Data supplied
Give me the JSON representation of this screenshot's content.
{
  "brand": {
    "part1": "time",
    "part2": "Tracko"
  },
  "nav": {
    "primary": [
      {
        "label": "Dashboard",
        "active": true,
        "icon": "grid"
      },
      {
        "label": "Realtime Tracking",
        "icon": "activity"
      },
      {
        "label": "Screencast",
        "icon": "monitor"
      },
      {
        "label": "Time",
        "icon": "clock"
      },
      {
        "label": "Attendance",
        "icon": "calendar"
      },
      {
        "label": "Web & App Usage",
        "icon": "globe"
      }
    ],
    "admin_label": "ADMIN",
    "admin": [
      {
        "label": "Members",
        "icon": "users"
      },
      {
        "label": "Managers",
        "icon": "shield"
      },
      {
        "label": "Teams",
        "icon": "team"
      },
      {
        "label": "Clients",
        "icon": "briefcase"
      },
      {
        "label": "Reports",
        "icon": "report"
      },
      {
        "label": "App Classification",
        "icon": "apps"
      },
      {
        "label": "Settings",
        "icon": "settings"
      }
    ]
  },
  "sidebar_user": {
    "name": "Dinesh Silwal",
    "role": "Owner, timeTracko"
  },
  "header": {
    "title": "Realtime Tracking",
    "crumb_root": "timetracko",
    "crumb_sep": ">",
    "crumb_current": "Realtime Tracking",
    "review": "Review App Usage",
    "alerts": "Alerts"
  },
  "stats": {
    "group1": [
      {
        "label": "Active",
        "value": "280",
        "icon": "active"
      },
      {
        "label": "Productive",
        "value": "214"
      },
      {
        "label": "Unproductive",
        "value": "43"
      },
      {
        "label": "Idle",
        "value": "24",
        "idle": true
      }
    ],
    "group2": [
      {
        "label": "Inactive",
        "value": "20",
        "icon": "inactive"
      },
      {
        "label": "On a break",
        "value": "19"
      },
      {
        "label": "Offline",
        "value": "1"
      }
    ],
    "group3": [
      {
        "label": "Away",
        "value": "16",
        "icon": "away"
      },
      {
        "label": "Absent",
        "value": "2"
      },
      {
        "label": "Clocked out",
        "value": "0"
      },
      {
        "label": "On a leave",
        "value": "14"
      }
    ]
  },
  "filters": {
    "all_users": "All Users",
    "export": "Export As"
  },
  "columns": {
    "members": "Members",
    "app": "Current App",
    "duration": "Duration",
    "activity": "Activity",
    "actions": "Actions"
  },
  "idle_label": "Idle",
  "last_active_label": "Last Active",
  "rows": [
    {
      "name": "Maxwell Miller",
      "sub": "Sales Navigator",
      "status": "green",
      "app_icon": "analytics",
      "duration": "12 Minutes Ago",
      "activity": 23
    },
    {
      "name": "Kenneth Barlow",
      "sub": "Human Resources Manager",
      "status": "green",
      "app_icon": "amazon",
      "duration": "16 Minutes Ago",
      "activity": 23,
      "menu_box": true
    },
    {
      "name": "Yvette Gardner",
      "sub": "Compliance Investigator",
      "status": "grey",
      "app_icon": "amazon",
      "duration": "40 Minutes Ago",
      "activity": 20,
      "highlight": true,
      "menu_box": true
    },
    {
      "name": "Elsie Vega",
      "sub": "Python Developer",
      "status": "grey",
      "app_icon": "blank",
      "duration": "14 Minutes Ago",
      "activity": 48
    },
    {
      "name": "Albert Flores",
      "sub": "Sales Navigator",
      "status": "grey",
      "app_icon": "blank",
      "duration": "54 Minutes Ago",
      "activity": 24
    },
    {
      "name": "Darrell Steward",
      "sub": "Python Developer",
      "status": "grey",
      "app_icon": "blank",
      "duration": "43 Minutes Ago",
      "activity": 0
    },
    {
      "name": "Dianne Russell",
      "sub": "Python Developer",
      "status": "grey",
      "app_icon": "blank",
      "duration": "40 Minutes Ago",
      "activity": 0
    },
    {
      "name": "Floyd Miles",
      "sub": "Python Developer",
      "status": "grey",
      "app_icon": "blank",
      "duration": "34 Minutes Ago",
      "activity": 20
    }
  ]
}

The problem
Reproduce the material precisely, including every line.

Written answer
Give me the JSON representation of this screenshot's content.
{
  "brand": {
    "part1": "time",
    "part2": "Tracko"
  },
  "nav": {
    "primary": [
      {
        "label": "Dashboard",
        "active": true,
        "icon": "grid"
      },
      {
        "label": "Realtime Tracking",
        "icon": "activity"
      },
      {
        "label": "Screencast",
        "icon": "monitor"
      },
      {
        "label": "Time",
        "icon": "clock"
      },
      {
        "label": "Attendance",
        "icon": "calendar"
      },
      {
        "label": "Web & App Usage",
        "icon": "globe"
      }
    ],
    "admin_label": "ADMIN",
    "admin": [
      {
        "label": "Members",
        "icon": "users"
      },
      {
        "label": "Managers",
        "icon": "shield"
      },
      {
        "label": "Teams",
        "icon": "team"
      },
      {
        "label": "Clients",
        "icon": "briefcase"
      },
      {
        "label": "Reports",
        "icon": "report"
      },
      {
        "label": "App Classification",
        "icon": "apps"
      },
      {
        "label": "Settings",
        "icon": "settings"
      }
    ]
  },
  "sidebar_user": {
    "name": "Dinesh Silwal",
    "role": "Owner, timeTracko"
  },
  "header": {
    "title": "Realtime Tracking",
    "crumb_root": "timetracko",
    "crumb_sep": ">",
    "crumb_current": "Realtime Tracking",
    "review": "Review App Usage",
    "alerts": "Alerts"
  },
  "stats": {
    "group1": [
      {
        "label": "Active",
        "value": "280",
        "icon": "active"
      },
      {
        "label": "Productive",
        "value": "214"
      },
      {
        "label": "Unproductive",
        "value": "43"
      },
      {
        "label": "Idle",
        "value": "24",
        "idle": true
      }
    ],
    "group2": [
      {
        "label": "Inactive",
        "value": "20",
        "icon": "inactive"
      },
      {
        "label": "On a break",
        "value": "19"
      },
      {
        "label": "Offline",
        "value": "1"
      }
    ],
    "group3": [
      {
        "label": "Away",
        "value": "16",
        "icon": "away"
      },
      {
        "label": "Absent",
        "value": "2"
      },
      {
        "label": "Clocked out",
        "value": "0"
      },
      {
        "label": "On a leave",
        "value": "14"
      }
    ]
  },
  "filters": {
    "all_users": "All Users",
    "export": "Export As"
  },
  "columns": {
    "members": "Members",
    "app": "Current App",
    "duration": "Duration",
    "activity": "Activity",
    "actions": "Actions"
  },
  "idle_label": "Idle",
  "last_active_label": "Last Active",
  "rows": [
    {
      "name": "Maxwell Miller",
      "sub": "Sales Navigator",
      "status": "green",
      "app_icon": "analytics",
      "duration": "12 Minutes Ago",
      "activity": 23
    },
    {
      "name": "Kenneth Barlow",
      "sub": "Human Resources Manager",
      "status": "green",
      "app_icon": "amazon",
      "duration": "16 Minutes Ago",
      "activity": 23,
      "menu_box": true
    },
    {
      "name": "Yvette Gardner",
      "sub": "Compliance Investigator",
      "status": "grey",
      "app_icon": "amazon",
      "duration": "40 Minutes Ago",
      "activity": 20,
      "highlight": true,
      "menu_box": true
    },
    {
      "name": "Elsie Vega",
      "sub": "Python Developer",
      "status": "grey",
      "app_icon": "blank",
      "duration": "14 Minutes Ago",
      "activity": 48
    },
    {
      "name": "Albert Flores",
      "sub": "Sales Navigator",
      "status": "grey",
      "app_icon": "blank",
      "duration": "54 Minutes Ago",
      "activity": 24
    },
    {
      "name": "Darrell Steward",
      "sub": "Python Developer",
      "status": "grey",
      "app_icon": "blank",
      "duration": "43 Minutes Ago",
      "activity": 0
    },
    {
      "name": "Dianne Russell",
      "sub": "Python Developer",
      "status": "grey",
      "app_icon": "blank",
      "duration": "40 Minutes Ago",
      "activity": 0
    },
    {
      "name": "Floyd Miles",
      "sub": "Python Developer",
      "status": "grey",
      "app_icon": "blank",
      "duration": "34 Minutes Ago",
      "activity": 20
    }
  ]
}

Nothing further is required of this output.